Data extracted from a collection:
____

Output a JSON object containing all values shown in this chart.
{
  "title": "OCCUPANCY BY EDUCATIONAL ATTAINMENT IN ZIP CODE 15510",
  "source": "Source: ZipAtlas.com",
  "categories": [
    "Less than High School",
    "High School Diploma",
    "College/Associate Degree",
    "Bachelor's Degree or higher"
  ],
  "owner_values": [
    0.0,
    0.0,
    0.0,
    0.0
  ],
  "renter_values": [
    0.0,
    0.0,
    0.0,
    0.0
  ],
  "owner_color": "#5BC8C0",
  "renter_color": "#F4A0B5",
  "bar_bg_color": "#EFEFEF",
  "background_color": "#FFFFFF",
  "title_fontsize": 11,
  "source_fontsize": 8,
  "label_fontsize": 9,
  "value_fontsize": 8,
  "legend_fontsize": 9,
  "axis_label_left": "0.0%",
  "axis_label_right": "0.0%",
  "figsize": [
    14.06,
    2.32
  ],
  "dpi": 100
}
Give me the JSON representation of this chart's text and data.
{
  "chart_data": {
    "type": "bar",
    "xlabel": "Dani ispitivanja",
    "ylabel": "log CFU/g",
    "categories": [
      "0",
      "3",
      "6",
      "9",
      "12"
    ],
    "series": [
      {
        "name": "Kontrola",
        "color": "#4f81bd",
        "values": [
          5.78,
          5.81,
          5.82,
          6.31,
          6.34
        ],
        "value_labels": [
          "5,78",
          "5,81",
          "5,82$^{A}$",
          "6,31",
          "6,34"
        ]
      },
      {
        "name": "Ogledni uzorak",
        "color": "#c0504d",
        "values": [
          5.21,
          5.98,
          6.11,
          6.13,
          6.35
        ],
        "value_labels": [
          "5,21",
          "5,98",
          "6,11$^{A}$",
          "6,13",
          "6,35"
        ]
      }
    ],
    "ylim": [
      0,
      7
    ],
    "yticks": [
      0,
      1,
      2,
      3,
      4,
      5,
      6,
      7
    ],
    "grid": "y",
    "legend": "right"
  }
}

____

What to do:
Repeat the records above exactly.

Solution below:
Output a JSON object containing all values shown in this chart.
{
  "title": "OCCUPANCY BY EDUCATIONAL ATTAINMENT IN ZIP CODE 15510",
  "source": "Source: ZipAtlas.com",
  "categories": [
    "Less than High School",
    "High School Diploma",
    "College/Associate Degree",
    "Bachelor's Degree or higher"
  ],
  "owner_values": [
    0.0,
    0.0,
    0.0,
    0.0
  ],
  "renter_values": [
    0.0,
    0.0,
    0.0,
    0.0
  ],
  "owner_color": "#5BC8C0",
  "renter_color": "#F4A0B5",
  "bar_bg_color": "#EFEFEF",
  "background_color": "#FFFFFF",
  "title_fontsize": 11,
  "source_fontsize": 8,
  "label_fontsize": 9,
  "value_fontsize": 8,
  "legend_fontsize": 9,
  "axis_label_left": "0.0%",
  "axis_label_right": "0.0%",
  "figsize": [
    14.06,
    2.32
  ],
  "dpi": 100
}
Give me the JSON representation of this chart's text and data.
{
  "chart_data": {
    "type": "bar",
    "xlabel": "Dani ispitivanja",
    "ylabel": "log CFU/g",
    "categories": [
      "0",
      "3",
      "6",
      "9",
      "12"
    ],
    "series": [
      {
        "name": "Kontrola",
        "color": "#4f81bd",
        "values": [
          5.78,
          5.81,
          5.82,
          6.31,
          6.34
        ],
        "value_labels": [
          "5,78",
          "5,81",
          "5,82$^{A}$",
          "6,31",
          "6,34"
        ]
      },
      {
        "name": "Ogledni uzorak",
        "color": "#c0504d",
        "values": [
          5.21,
          5.98,
          6.11,
          6.13,
          6.35
        ],
        "value_labels": [
          "5,21",
          "5,98",
          "6,11$^{A}$",
          "6,13",
          "6,35"
        ]
      }
    ],
    "ylim": [
      0,
      7
    ],
    "yticks": [
      0,
      1,
      2,
      3,
      4,
      5,
      6,
      7
    ],
    "grid": "y",
    "legend": "right"
  }
}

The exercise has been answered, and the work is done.